* Source data
★ ★ ★ ★ ★ ★ ★
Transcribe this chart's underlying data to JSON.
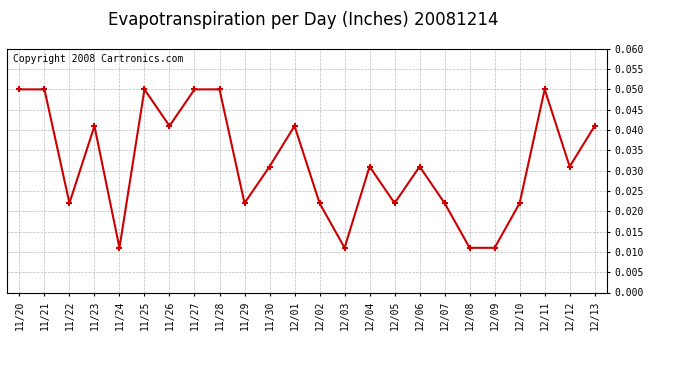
{
  "title": "Evapotranspiration per Day (Inches) 20081214",
  "copyright": "Copyright 2008 Cartronics.com",
  "x_labels": [
    "11/20",
    "11/21",
    "11/22",
    "11/23",
    "11/24",
    "11/25",
    "11/26",
    "11/27",
    "11/28",
    "11/29",
    "11/30",
    "12/01",
    "12/02",
    "12/03",
    "12/04",
    "12/05",
    "12/06",
    "12/07",
    "12/08",
    "12/09",
    "12/10",
    "12/11",
    "12/12",
    "12/13"
  ],
  "y_values": [
    0.05,
    0.05,
    0.022,
    0.041,
    0.011,
    0.05,
    0.041,
    0.05,
    0.05,
    0.022,
    0.031,
    0.041,
    0.022,
    0.011,
    0.031,
    0.022,
    0.031,
    0.022,
    0.011,
    0.011,
    0.022,
    0.05,
    0.031,
    0.041
  ],
  "line_color": "#cc0000",
  "marker": "+",
  "marker_size": 5,
  "marker_linewidth": 1.5,
  "linewidth": 1.5,
  "ylim": [
    0.0,
    0.06
  ],
  "yticks": [
    0.0,
    0.005,
    0.01,
    0.015,
    0.02,
    0.025,
    0.03,
    0.035,
    0.04,
    0.045,
    0.05,
    0.055,
    0.06
  ],
  "grid_color": "#bbbbbb",
  "background_color": "#ffffff",
  "plot_bg_color": "#ffffff",
  "title_fontsize": 12,
  "tick_fontsize": 7,
  "copyright_fontsize": 7
}
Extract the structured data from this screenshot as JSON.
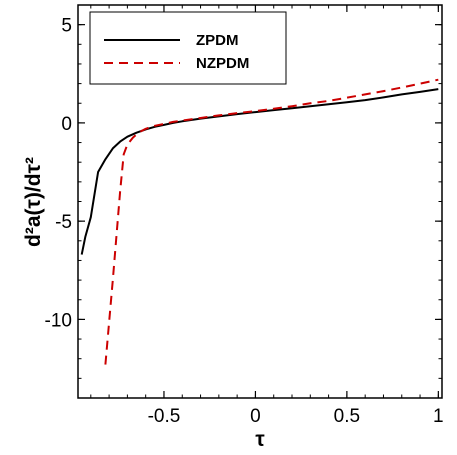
{
  "chart_data": {
    "type": "line",
    "xlabel": "τ",
    "ylabel": "d²a(τ)/dτ²",
    "xlim": [
      -0.97,
      1.02
    ],
    "ylim": [
      -14,
      6
    ],
    "xticks": [
      -0.5,
      0,
      0.5,
      1
    ],
    "xtick_labels": [
      "-0.5",
      "0",
      "0.5",
      "1"
    ],
    "yticks": [
      -10,
      -5,
      0,
      5
    ],
    "ytick_labels": [
      "-10",
      "-5",
      "0",
      "5"
    ],
    "grid": false,
    "legend_position": "top-left",
    "series": [
      {
        "name": "ZPDM",
        "color": "#000000",
        "dash": "solid",
        "x": [
          -0.95,
          -0.93,
          -0.9,
          -0.86,
          -0.82,
          -0.78,
          -0.74,
          -0.7,
          -0.65,
          -0.6,
          -0.55,
          -0.5,
          -0.45,
          -0.4,
          -0.3,
          -0.2,
          -0.1,
          0,
          0.1,
          0.2,
          0.3,
          0.4,
          0.5,
          0.6,
          0.7,
          0.8,
          0.9,
          1.0
        ],
        "y": [
          -6.7,
          -5.8,
          -4.8,
          -2.5,
          -1.85,
          -1.3,
          -0.95,
          -0.7,
          -0.5,
          -0.33,
          -0.2,
          -0.1,
          0.0,
          0.08,
          0.22,
          0.33,
          0.45,
          0.55,
          0.65,
          0.75,
          0.85,
          0.95,
          1.05,
          1.16,
          1.3,
          1.45,
          1.58,
          1.72
        ]
      },
      {
        "name": "NZPDM",
        "color": "#cc0000",
        "dash": "dashed",
        "x": [
          -0.82,
          -0.78,
          -0.74,
          -0.72,
          -0.7,
          -0.67,
          -0.64,
          -0.6,
          -0.55,
          -0.5,
          -0.45,
          -0.4,
          -0.3,
          -0.2,
          -0.1,
          0,
          0.1,
          0.2,
          0.3,
          0.4,
          0.5,
          0.6,
          0.7,
          0.8,
          0.9,
          1.0
        ],
        "y": [
          -12.3,
          -8.0,
          -3.5,
          -1.6,
          -1.1,
          -0.75,
          -0.5,
          -0.3,
          -0.15,
          -0.05,
          0.05,
          0.12,
          0.25,
          0.38,
          0.5,
          0.6,
          0.72,
          0.85,
          1.0,
          1.12,
          1.28,
          1.45,
          1.62,
          1.8,
          2.0,
          2.2
        ]
      }
    ]
  }
}
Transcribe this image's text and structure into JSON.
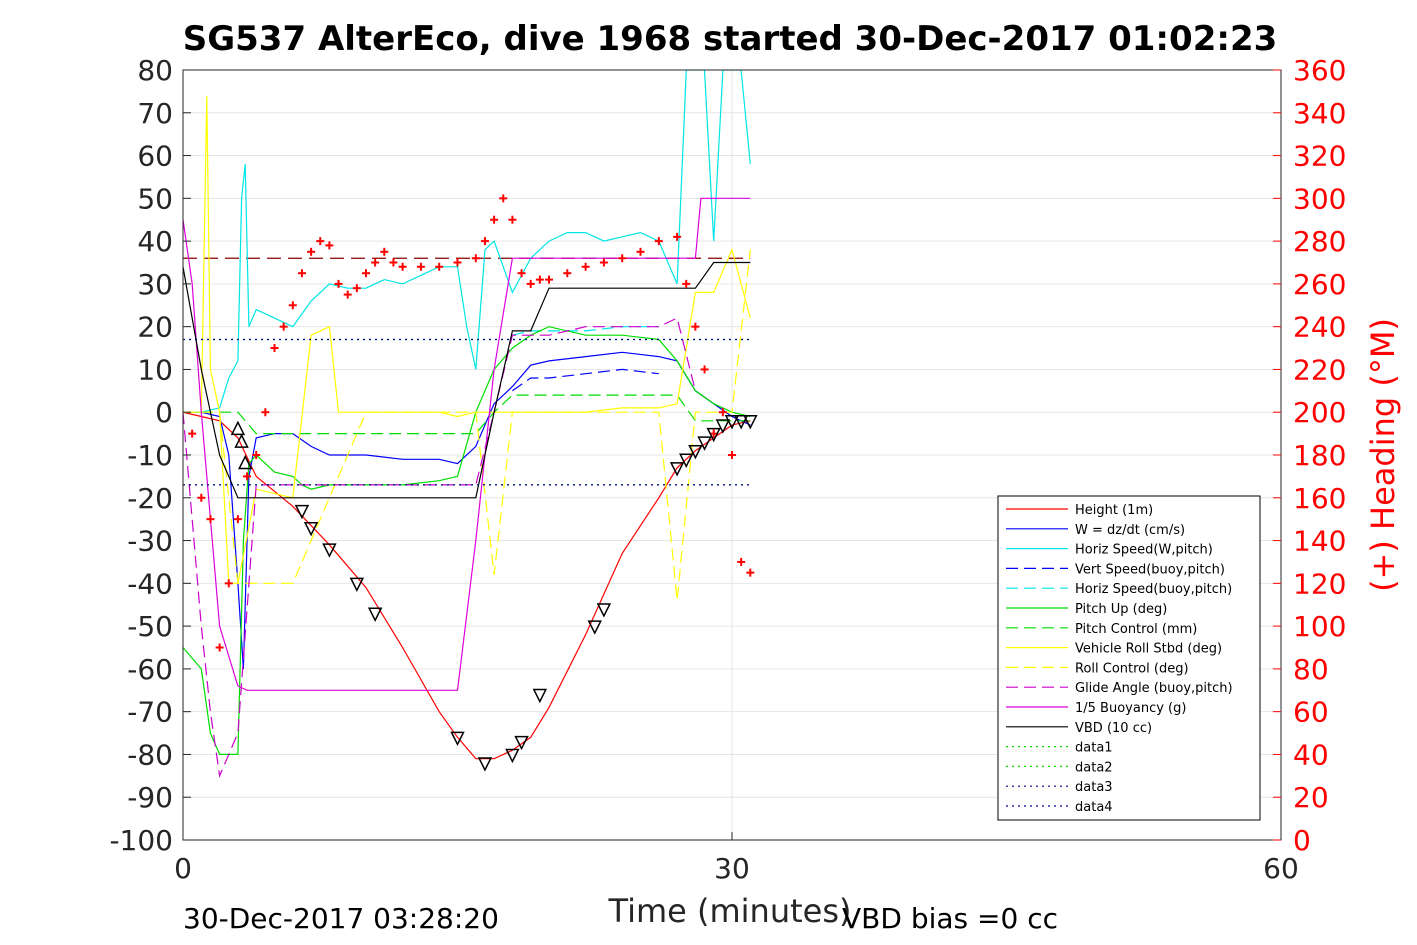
★ ★ ★ ★ ★ ★ ★
* Task description
Every record above must be given again exactly; drop the pictures.

* Answer to the exercise
Transcribe this chart's underlying data to JSON.
{
  "title": "Evapotranspiration per Day (Inches) 20081214",
  "copyright": "Copyright 2008 Cartronics.com",
  "x_labels": [
    "11/20",
    "11/21",
    "11/22",
    "11/23",
    "11/24",
    "11/25",
    "11/26",
    "11/27",
    "11/28",
    "11/29",
    "11/30",
    "12/01",
    "12/02",
    "12/03",
    "12/04",
    "12/05",
    "12/06",
    "12/07",
    "12/08",
    "12/09",
    "12/10",
    "12/11",
    "12/12",
    "12/13"
  ],
  "y_values": [
    0.05,
    0.05,
    0.022,
    0.041,
    0.011,
    0.05,
    0.041,
    0.05,
    0.05,
    0.022,
    0.031,
    0.041,
    0.022,
    0.011,
    0.031,
    0.022,
    0.031,
    0.022,
    0.011,
    0.011,
    0.022,
    0.05,
    0.031,
    0.041
  ],
  "line_color": "#cc0000",
  "marker": "+",
  "marker_size": 5,
  "marker_linewidth": 1.5,
  "linewidth": 1.5,
  "ylim": [
    0.0,
    0.06
  ],
  "yticks": [
    0.0,
    0.005,
    0.01,
    0.015,
    0.02,
    0.025,
    0.03,
    0.035,
    0.04,
    0.045,
    0.05,
    0.055,
    0.06
  ],
  "grid_color": "#bbbbbb",
  "background_color": "#ffffff",
  "plot_bg_color": "#ffffff",
  "title_fontsize": 12,
  "tick_fontsize": 7,
  "copyright_fontsize": 7
}
Extract the structured data from this screenshot as JSON.
{
  "chart_data": {
    "type": "line",
    "xlabel": "τ",
    "ylabel": "d²a(τ)/dτ²",
    "xlim": [
      -0.97,
      1.02
    ],
    "ylim": [
      -14,
      6
    ],
    "xticks": [
      -0.5,
      0,
      0.5,
      1
    ],
    "xtick_labels": [
      "-0.5",
      "0",
      "0.5",
      "1"
    ],
    "yticks": [
      -10,
      -5,
      0,
      5
    ],
    "ytick_labels": [
      "-10",
      "-5",
      "0",
      "5"
    ],
    "grid": false,
    "legend_position": "top-left",
    "series": [
      {
        "name": "ZPDM",
        "color": "#000000",
        "dash": "solid",
        "x": [
          -0.95,
          -0.93,
          -0.9,
          -0.86,
          -0.82,
          -0.78,
          -0.74,
          -0.7,
          -0.65,
          -0.6,
          -0.55,
          -0.5,
          -0.45,
          -0.4,
          -0.3,
          -0.2,
          -0.1,
          0,
          0.1,
          0.2,
          0.3,
          0.4,
          0.5,
          0.6,
          0.7,
          0.8,
          0.9,
          1.0
        ],
        "y": [
          -6.7,
          -5.8,
          -4.8,
          -2.5,
          -1.85,
          -1.3,
          -0.95,
          -0.7,
          -0.5,
          -0.33,
          -0.2,
          -0.1,
          0.0,
          0.08,
          0.22,
          0.33,
          0.45,
          0.55,
          0.65,
          0.75,
          0.85,
          0.95,
          1.05,
          1.16,
          1.3,
          1.45,
          1.58,
          1.72
        ]
      },
      {
        "name": "NZPDM",
        "color": "#cc0000",
        "dash": "dashed",
        "x": [
          -0.82,
          -0.78,
          -0.74,
          -0.72,
          -0.7,
          -0.67,
          -0.64,
          -0.6,
          -0.55,
          -0.5,
          -0.45,
          -0.4,
          -0.3,
          -0.2,
          -0.1,
          0,
          0.1,
          0.2,
          0.3,
          0.4,
          0.5,
          0.6,
          0.7,
          0.8,
          0.9,
          1.0
        ],
        "y": [
          -12.3,
          -8.0,
          -3.5,
          -1.6,
          -1.1,
          -0.75,
          -0.5,
          -0.3,
          -0.15,
          -0.05,
          0.05,
          0.12,
          0.25,
          0.38,
          0.5,
          0.6,
          0.72,
          0.85,
          1.0,
          1.12,
          1.28,
          1.45,
          1.62,
          1.8,
          2.0,
          2.2
        ]
      }
    ]
  }
}
Transcribe this image's text and structure into JSON.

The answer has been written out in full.